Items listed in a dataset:

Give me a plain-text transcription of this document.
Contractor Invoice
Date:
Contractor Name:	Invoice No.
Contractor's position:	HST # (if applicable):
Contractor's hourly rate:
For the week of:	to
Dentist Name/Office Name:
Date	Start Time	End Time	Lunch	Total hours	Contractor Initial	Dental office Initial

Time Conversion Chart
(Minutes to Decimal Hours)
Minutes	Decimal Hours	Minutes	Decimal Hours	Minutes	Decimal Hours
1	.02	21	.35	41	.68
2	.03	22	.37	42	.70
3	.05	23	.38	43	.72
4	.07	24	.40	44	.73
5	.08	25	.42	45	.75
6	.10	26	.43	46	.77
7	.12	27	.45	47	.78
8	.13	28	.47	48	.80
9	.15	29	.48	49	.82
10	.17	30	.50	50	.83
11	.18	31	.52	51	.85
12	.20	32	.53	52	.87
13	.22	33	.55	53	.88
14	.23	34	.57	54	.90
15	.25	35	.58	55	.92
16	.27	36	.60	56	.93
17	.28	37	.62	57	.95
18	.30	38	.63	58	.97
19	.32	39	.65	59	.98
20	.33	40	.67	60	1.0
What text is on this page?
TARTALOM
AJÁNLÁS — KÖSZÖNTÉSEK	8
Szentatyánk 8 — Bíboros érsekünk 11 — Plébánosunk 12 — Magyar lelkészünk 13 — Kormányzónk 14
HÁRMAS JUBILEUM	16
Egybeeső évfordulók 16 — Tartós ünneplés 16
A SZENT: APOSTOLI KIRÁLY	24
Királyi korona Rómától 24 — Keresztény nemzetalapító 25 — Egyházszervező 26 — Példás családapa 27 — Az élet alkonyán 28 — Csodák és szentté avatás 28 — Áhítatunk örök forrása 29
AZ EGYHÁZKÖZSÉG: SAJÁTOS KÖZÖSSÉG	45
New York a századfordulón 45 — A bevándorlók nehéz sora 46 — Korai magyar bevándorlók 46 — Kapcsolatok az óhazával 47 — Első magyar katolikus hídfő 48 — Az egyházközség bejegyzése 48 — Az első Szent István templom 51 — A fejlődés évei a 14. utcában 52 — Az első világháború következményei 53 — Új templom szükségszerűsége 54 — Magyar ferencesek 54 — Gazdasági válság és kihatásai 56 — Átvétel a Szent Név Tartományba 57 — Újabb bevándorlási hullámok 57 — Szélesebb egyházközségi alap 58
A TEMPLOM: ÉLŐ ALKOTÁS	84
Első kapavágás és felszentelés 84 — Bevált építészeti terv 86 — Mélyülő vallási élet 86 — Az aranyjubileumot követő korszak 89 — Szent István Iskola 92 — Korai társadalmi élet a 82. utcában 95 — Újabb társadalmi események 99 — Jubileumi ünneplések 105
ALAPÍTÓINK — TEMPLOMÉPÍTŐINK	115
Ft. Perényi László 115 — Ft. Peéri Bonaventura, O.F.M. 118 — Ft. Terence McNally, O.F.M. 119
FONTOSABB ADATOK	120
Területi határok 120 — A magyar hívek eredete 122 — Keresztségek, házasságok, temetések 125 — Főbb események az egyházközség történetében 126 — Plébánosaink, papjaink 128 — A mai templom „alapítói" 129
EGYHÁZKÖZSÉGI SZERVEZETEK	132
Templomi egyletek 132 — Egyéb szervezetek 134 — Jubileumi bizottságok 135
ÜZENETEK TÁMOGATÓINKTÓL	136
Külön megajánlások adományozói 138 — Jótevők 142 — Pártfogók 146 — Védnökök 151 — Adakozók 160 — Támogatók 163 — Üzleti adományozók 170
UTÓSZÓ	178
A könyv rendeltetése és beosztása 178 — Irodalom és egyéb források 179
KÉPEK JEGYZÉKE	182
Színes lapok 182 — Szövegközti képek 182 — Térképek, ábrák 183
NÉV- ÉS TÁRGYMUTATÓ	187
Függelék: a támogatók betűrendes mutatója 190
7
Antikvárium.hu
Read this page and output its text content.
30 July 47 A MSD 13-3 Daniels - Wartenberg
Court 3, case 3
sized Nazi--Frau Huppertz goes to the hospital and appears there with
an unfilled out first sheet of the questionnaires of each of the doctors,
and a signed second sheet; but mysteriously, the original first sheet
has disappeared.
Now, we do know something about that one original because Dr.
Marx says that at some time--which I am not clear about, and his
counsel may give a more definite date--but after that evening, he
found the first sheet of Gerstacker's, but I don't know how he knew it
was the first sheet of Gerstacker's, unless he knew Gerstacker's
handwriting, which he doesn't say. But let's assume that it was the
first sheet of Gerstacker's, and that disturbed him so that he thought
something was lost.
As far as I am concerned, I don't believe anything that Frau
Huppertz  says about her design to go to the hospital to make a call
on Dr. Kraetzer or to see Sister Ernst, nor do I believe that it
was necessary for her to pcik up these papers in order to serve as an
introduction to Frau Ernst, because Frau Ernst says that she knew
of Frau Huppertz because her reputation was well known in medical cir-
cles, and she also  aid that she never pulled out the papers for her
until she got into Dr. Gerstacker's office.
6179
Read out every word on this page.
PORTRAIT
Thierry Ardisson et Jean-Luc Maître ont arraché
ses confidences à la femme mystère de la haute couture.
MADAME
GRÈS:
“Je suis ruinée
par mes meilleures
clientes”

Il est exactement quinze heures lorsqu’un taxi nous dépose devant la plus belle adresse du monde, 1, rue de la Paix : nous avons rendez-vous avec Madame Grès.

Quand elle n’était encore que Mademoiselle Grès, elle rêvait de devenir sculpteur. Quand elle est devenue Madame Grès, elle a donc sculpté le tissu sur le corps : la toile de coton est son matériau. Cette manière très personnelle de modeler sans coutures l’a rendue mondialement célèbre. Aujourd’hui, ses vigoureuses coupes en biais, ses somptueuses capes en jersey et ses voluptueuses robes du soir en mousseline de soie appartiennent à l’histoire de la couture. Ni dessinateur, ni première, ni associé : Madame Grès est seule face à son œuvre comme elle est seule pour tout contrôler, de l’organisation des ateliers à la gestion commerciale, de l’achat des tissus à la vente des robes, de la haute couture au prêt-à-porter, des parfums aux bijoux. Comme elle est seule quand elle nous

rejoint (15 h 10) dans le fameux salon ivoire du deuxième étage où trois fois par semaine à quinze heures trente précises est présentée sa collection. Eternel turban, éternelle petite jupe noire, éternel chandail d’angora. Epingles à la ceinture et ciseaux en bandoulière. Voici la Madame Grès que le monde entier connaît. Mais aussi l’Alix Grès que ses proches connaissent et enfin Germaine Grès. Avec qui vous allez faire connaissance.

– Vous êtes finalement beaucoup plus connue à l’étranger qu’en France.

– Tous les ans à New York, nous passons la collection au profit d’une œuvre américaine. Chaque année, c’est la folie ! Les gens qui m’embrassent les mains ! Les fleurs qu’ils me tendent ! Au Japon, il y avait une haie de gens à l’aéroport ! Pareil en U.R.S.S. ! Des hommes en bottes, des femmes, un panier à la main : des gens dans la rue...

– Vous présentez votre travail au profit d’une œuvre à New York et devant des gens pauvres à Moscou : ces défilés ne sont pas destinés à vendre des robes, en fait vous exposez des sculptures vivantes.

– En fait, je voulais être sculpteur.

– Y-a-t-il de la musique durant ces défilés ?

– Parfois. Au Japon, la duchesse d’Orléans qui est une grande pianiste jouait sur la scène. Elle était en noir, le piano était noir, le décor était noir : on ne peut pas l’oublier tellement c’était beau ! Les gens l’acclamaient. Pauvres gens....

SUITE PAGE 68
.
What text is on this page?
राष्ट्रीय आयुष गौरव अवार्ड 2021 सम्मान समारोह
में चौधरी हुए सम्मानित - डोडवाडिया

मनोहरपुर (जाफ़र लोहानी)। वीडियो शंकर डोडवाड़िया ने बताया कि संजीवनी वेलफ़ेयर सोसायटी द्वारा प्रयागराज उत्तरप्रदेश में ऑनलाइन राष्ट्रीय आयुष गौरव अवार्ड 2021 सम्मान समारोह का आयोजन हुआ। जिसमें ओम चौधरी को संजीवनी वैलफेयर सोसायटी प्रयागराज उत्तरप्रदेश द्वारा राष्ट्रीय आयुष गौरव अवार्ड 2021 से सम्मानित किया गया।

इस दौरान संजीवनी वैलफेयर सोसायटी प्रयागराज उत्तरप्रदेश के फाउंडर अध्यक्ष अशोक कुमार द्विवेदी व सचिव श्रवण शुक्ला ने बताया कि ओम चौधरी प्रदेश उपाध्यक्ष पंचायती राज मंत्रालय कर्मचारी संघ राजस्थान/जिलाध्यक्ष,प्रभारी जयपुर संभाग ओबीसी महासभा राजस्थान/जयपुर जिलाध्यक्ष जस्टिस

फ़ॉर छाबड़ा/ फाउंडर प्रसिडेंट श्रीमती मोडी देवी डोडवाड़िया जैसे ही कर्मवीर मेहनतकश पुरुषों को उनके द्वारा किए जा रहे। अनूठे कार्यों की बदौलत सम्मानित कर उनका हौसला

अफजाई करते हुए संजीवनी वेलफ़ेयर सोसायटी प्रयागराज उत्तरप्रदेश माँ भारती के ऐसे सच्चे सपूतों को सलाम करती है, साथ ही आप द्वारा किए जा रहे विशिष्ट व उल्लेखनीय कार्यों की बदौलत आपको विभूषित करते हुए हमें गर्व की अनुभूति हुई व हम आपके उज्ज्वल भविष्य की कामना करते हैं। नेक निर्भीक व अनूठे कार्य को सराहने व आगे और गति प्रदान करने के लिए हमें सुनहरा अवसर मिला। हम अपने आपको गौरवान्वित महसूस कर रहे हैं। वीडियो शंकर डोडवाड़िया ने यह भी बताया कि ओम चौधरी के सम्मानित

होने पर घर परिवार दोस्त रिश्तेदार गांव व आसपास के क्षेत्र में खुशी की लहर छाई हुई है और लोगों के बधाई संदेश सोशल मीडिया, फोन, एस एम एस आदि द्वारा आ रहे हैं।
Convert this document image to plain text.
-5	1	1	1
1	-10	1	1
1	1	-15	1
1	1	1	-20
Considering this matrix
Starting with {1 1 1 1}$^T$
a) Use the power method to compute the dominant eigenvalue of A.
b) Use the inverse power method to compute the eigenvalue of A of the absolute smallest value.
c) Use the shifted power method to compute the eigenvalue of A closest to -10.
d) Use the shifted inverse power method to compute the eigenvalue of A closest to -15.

• **WHAT IS BEING ASKED**
From the entries above, extract every line where the word "Invoice" appears.

• **ANSWER TO THIS EXERCISE**
Contractor Invoice
Contractor Name:	Invoice No.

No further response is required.